Dataset records
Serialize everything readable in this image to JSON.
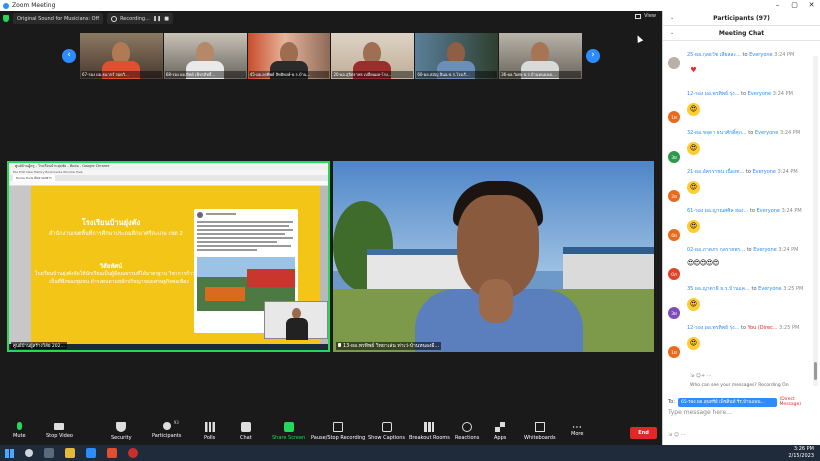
{
  "window": {
    "title": "Zoom Meeting"
  },
  "topbar": {
    "original_sound": "Original Sound for Musicians: Off",
    "recording": "Recording...",
    "view": "View"
  },
  "thumbnails": [
    {
      "name": "67-รอง ผอ.ธนากร์ รอดวิ..."
    },
    {
      "name": "68-รอง ผอ.ทิพย์ เพ็ชรสิทธิ์..."
    },
    {
      "name": "45-ผอ.อรทิพย์ สิทธิพงษ์-ธ.ร.บ้าน..."
    },
    {
      "name": "20-ผอ.สุจิตราพร เปลี่ยนผล-โรง..."
    },
    {
      "name": "60-ผอ.สมัญ สินน-ธ.ร.โรงเรี..."
    },
    {
      "name": "36-ผอ.วิเศษ ธ.ร.บ้านหนองเด..."
    }
  ],
  "share_tile": {
    "window_title": "ศูนย์บ้านผู้ครู - โรงเรียนบ้านยุ่มชัย - ติดต่อ - Google Chrome",
    "menu": "File  Edit  View  History  Bookmarks  Window  Help",
    "tab": "Home   Tools   ค้นหาเอกสาร",
    "slide_title": "โรงเรียนบ้านยุ่งตัง",
    "slide_sub": "สำนักงานเขตพื้นที่การศึกษาประถมศึกษาศรีสะเกษ เขต 2",
    "vision_title": "วิสัยทัศน์",
    "vision_text": "โรงเรียนบ้านยุ่งตังจัดให้นักเรียนเป็นผู้มีคุณธรรมที่ได้มาตรฐาน วิชาการก้าวไกล เป็นที่พึงของชุมชน ดำรงตนตามหลักปรัชญาของเศรษฐกิจพอเพียง",
    "name": "ศูนย์บ้านผู้สร้างวิสัย 202..."
  },
  "speaker_tile": {
    "name": "13-ผอ.พรทิพย์ วิทยาเล่น ท่าเว่-บ้านหนองอี..."
  },
  "toolbar": {
    "mute": "Mute",
    "stop_video": "Stop Video",
    "security": "Security",
    "participants": "Participants",
    "participants_count": "93",
    "polls": "Polls",
    "chat": "Chat",
    "share_screen": "Share Screen",
    "record": "Pause/Stop Recording",
    "captions": "Show Captions",
    "breakout": "Breakout Rooms",
    "reactions": "Reactions",
    "apps": "Apps",
    "whiteboards": "Whiteboards",
    "more": "More",
    "end": "End"
  },
  "panel": {
    "participants_header": "Participants (97)",
    "chat_header": "Meeting Chat"
  },
  "messages": [
    {
      "sender": "25-ผอ.กุลธวัช เสียสละ...",
      "to_word": "to",
      "target": "Everyone",
      "time": "3:24 PM",
      "avatar": "",
      "avatar_color": "#b9b0a8",
      "content": "heart"
    },
    {
      "sender": "12-รอง ผอ.พรทิพย์ รุ่ง...",
      "to_word": "to",
      "target": "Everyone",
      "time": "3:24 PM",
      "avatar": "1ผ",
      "avatar_color": "#ea6a1c",
      "content": "😍"
    },
    {
      "sender": "32-ผอ.ขจุดา ธนาศักดิ์ศุภ...",
      "to_word": "to",
      "target": "Everyone",
      "time": "3:24 PM",
      "avatar": "3ผ",
      "avatar_color": "#2c9a4a",
      "content": "😍"
    },
    {
      "sender": "21-ผอ.อัครราชน เนื่องท...",
      "to_word": "to",
      "target": "Everyone",
      "time": "3:24 PM",
      "avatar": "2ผ",
      "avatar_color": "#ea6a1c",
      "content": "😍"
    },
    {
      "sender": "61-รอง ผอ.ญาณศศิล ย่อง...",
      "to_word": "to",
      "target": "Everyone",
      "time": "3:24 PM",
      "avatar": "6ผ",
      "avatar_color": "#ea6a1c",
      "content": "😍"
    },
    {
      "sender": "02-ผอ.ภาคภร กุลรายพร...",
      "to_word": "to",
      "target": "Everyone",
      "time": "3:24 PM",
      "avatar": "0ภ",
      "avatar_color": "#e0432a",
      "content": "😍😍😍😍😍"
    },
    {
      "sender": "35 ผอ.ญาตาธิ ธ.ร.บ้านแค...",
      "to_word": "to",
      "target": "Everyone",
      "time": "3:25 PM",
      "avatar": "3ผ",
      "avatar_color": "#7c4db8",
      "content": "😍"
    },
    {
      "sender": "12-รอง ผอ.พรทิพย์ รุ่ง...",
      "to_word": "to",
      "target": "You (Direc...",
      "time": "3:25 PM",
      "avatar": "1ผ",
      "avatar_color": "#ea6a1c",
      "content": "😍"
    }
  ],
  "chat_footer": {
    "reactions": "⇲  ☺+  ···",
    "notice": "Who can see your messages? Recording On",
    "to_label": "To:",
    "to_value": "65-รอง ผอ.สุนทรีย์ เพ็ชสินท์ รีร.บ้านแพน...",
    "direct": "(Direct Message)",
    "placeholder": "Type message here...",
    "input_icons": "⇲  ☺  ···"
  },
  "taskbar": {
    "time": "3:26 PM",
    "date": "2/15/2023"
  }
}
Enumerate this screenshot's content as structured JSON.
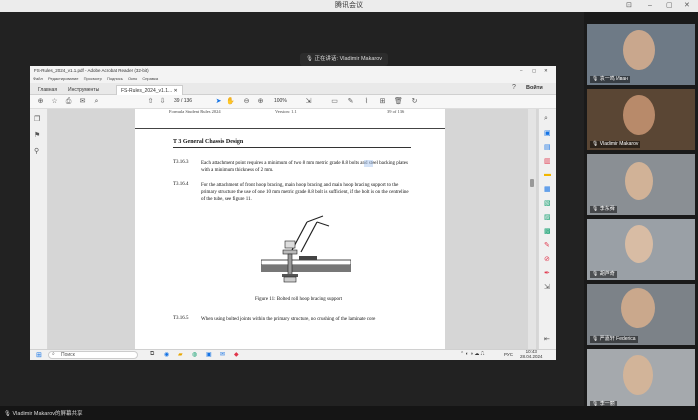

Job
Scan the material and collect every line that contains "JSON".

Completed exercise
Serialize everything readable in this image to JSON.
Enumerate this screenshot's content as structured JSON.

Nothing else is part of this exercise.